**Challenge 1:**
Answer these from the AVR audio excerpt, one line each:
(a) What clock prescaler is used with the 8 bit Timer0?
(b) To what rate is the ATmega1284p ADC scaled down?
(c) How long does the interrupt take to complete?
**Challenge 2:** In the AVR audio excerpt, list every identifier that begins with "CH_".

**Page excerpt:**
I am using the AVR 8 bit Timer0 to generate the regular sample intervals, by triggering an interrupt. By using a MCU FCPU frequency which is a binary multiple of the standard audio frequencies, we can generate accurate reproduction sampling rates by using only the 8 bit timer with a clock prescaler of 64. To generate odd audio frequencies, like 44,100 Hz, the 16 bit Timer1 can be used to get sufficient accuracy without requiring a clock prescaler.

The ATmega1284p ADC is set to free-run mode, and is scaled down to 192 kHz. While this is close to the maximum acquisition speed documented for the ATmega ADC, it is still within the specification for 8 bit samples.

ISR(TIMER0_COMPA_vect) __attribute__ ((hot, flatten));
ISR(TIMER0_COMPA_vect)
{
#if defined(DEBUG_PING)
  // start mark - check for start of interrupt - for debugging only (yellow trace)
  PORTD |= _BV(PORTD7); // Ping IO line.
#endif

  // MCP4822 data transfer routine
  // move data to the MCP4822 - done first for regularity (reduced jitter).
  DAC_out (ch_A_ptr, ch_B_ptr);

  // audio processing routine - do whatever processing on input is required - prepare output for next sample.
  // Fire the global audio handler which is a call-back function, if set.
  if (audioHandler!=NULL)
    audioHandler(ch_A_ptr, ch_B_ptr);

#if defined(DEBUG_PING)
  // end mark - check for end of interrupt - for debugging only (yellow trace)
  PORTD &= ~_BV(PORTD7);
#endif
}

This interrupt takes 14 us to complete, and is very short relative to the 333 us we have for each sample period. This gives us plenty of time to do other processing, such as running a user interface or further audio processing.

SPI Transaction

At the final level of detail, we can see the actual SPI transaction to output the incoming sample to the MCP4822 DAC.

SPI DAC Transaction

SPI MCP4822 DAC Transaction

As I have built this application on the Goldilocks Analogue Prototype 2 which uses the standard SPI bus, the transaction is normal. My later prototypes are using the Master SPI Mode on USART 1 of the ATmega1284p, which slightly accelerates the SPI transaction through double buffering, and frees the normal SPI bus for simultaneous reading or writing to the SD Card or SPI Memory, for audio streaming. In the Walkie Talkie application there is no need to capture the audio, so there’s no down side to using the older prototypes and the normal SPI bus.


void DAC_out(const uint16_t * ch_A, const uint16_t * ch_B)
{
  DAC_command_t write;

  if (ch_A != NULL)
  {
    write.value.u16 = (*ch_A) >> 4;
    write.value.u8[1] |= CH_A_OUT;
  }
  else // ch_A is NULL so we turn off the DAC
  {
    write.value.u8[1] = CH_A_OFF;
  }

  SPI_PORT_SS_DAC &= ~SPI_BIT_SS_DAC; // Pull SS low to select the Goldilocks Analogue DAC.
  SPDR = write.value.u8[1]; // Begin transmission ch_A.
  while ( !(SPSR & _BV(SPIF)) );
  SPDR = write.value.u8[0]; // Continue transmission ch_A.

  if (ch_B != NULL) // start processing ch_B while we're doing the ch_A transmission
  {
    write.value.u16 = (*ch_B) >> 4;
    write.value.u8[1] |= CH_B_OUT;
  }
  else // ch_B is NULL so we turn off the DAC
  {
    write.value.u8[1] = CH_B_OFF;
  }

  while ( !(SPSR & _BV(SPIF)) ); // check we've finished ch_A.

**Supplied data:**
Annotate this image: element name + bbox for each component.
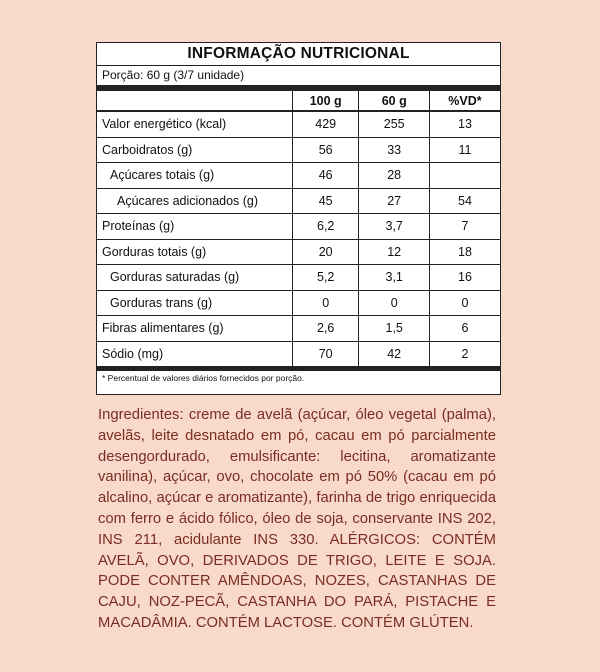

**Complete answer 1:**
(a) 64
(b) 192 kHz
(c) 14 us

**Complete answer 2:**
CH_A_OUT
CH_A_OFF
CH_B_OUT
CH_B_OFF